— Start Data listing —
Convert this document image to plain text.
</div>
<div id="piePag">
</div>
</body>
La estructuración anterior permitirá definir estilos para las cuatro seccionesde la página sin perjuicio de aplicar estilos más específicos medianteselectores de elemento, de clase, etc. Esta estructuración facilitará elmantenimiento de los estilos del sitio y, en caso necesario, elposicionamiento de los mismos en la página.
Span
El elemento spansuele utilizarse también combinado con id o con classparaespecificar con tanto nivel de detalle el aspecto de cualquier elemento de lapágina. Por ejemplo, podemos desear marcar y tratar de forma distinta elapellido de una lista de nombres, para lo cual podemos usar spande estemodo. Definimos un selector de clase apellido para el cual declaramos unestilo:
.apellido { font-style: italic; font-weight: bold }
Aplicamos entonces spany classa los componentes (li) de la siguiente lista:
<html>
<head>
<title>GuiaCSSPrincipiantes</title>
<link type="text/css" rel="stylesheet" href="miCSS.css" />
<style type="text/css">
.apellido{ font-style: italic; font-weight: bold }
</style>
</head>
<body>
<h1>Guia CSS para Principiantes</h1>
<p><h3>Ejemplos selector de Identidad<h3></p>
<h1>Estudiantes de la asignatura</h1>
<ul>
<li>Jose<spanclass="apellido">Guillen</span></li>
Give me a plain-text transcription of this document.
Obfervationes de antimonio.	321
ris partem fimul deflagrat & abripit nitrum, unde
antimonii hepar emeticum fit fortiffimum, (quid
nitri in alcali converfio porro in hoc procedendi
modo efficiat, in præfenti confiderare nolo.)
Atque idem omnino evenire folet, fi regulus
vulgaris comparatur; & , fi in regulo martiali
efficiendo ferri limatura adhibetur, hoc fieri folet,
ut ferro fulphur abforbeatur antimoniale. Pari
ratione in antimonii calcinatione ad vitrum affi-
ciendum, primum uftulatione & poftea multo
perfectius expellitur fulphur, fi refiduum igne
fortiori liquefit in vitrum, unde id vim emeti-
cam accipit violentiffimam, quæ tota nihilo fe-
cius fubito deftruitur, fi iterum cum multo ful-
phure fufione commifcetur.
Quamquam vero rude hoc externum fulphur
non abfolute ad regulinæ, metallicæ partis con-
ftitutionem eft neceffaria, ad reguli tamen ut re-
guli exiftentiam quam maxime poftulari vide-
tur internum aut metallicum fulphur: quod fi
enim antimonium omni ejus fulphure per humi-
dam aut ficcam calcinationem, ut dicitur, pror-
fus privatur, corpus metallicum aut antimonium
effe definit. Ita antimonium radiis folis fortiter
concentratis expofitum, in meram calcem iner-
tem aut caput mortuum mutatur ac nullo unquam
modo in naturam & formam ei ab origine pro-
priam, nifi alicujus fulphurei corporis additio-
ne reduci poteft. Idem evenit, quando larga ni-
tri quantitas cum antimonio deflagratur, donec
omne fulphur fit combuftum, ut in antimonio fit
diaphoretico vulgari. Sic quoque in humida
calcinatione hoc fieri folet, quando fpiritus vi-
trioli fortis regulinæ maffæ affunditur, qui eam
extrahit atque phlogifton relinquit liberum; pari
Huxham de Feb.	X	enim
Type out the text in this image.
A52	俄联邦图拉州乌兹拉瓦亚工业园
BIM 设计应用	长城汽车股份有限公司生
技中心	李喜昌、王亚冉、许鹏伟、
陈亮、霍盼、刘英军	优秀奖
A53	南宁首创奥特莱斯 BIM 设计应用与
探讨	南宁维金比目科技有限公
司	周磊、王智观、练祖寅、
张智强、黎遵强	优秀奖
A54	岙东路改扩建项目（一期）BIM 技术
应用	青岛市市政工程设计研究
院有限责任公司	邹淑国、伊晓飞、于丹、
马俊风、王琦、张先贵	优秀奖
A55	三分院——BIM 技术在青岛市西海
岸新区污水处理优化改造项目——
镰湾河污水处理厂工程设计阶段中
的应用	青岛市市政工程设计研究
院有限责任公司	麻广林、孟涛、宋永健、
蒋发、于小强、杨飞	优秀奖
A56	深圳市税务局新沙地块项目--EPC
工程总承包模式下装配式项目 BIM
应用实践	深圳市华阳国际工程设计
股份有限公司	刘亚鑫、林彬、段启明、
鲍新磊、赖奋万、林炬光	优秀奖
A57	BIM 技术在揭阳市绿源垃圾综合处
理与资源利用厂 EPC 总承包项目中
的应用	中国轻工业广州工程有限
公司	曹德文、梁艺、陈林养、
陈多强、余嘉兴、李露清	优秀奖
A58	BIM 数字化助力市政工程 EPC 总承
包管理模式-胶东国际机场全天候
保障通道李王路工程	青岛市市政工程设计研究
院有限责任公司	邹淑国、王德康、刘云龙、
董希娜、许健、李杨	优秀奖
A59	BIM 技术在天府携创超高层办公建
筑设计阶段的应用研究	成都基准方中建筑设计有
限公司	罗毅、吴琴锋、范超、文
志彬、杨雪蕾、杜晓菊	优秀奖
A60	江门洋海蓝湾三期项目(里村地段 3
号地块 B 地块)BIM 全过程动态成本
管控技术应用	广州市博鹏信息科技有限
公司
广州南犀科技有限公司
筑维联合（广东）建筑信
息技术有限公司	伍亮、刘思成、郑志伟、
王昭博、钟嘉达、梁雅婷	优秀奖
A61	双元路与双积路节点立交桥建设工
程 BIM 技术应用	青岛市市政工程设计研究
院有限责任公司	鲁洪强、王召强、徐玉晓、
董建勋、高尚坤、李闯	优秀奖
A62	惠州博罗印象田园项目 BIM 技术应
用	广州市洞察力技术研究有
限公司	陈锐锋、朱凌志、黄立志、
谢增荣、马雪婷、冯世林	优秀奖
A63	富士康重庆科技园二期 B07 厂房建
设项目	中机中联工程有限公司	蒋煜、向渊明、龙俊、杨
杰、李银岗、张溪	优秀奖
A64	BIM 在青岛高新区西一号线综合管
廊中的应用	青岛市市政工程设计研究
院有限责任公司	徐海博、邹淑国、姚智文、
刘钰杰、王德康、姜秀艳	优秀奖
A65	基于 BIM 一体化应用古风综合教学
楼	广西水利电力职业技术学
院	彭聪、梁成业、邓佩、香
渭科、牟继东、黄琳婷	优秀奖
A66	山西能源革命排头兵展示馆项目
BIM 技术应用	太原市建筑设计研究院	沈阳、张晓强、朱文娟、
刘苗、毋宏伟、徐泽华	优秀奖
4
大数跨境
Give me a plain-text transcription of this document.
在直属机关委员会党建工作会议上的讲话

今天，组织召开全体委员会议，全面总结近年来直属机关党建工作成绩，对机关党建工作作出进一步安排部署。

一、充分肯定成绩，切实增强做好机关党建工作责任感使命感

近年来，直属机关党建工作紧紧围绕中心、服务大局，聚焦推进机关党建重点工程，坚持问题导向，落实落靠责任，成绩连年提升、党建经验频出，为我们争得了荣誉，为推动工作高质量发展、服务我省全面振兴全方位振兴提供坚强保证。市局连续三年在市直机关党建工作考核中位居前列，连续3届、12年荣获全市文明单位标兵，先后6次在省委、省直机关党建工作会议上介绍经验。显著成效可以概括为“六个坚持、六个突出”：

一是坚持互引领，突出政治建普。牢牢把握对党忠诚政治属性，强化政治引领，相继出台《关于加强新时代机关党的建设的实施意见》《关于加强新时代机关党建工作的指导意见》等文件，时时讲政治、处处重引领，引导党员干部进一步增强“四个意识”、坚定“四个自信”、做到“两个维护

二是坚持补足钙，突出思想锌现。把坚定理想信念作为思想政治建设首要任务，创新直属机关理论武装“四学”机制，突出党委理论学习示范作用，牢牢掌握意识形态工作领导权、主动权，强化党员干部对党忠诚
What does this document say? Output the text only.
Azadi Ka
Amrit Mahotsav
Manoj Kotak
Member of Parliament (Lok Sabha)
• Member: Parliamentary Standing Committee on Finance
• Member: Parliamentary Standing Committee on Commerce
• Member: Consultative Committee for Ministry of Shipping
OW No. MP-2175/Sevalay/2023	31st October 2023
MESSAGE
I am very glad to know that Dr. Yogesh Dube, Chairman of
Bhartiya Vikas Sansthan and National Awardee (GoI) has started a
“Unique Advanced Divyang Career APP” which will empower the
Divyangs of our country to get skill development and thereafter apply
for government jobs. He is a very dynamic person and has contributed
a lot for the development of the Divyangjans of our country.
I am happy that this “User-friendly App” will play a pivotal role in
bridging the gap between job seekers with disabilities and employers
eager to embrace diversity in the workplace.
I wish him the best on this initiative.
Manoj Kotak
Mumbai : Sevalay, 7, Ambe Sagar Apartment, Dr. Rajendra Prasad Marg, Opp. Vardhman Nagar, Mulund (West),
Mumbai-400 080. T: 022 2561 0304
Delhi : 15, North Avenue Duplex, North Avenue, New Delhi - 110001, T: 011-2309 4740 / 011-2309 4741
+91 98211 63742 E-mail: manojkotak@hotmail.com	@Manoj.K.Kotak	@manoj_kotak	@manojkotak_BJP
— End Data listing —
- Task description -
What is the number of lines in the listing that contain the string "lista"? Reply with that number alone.

- Reply -
2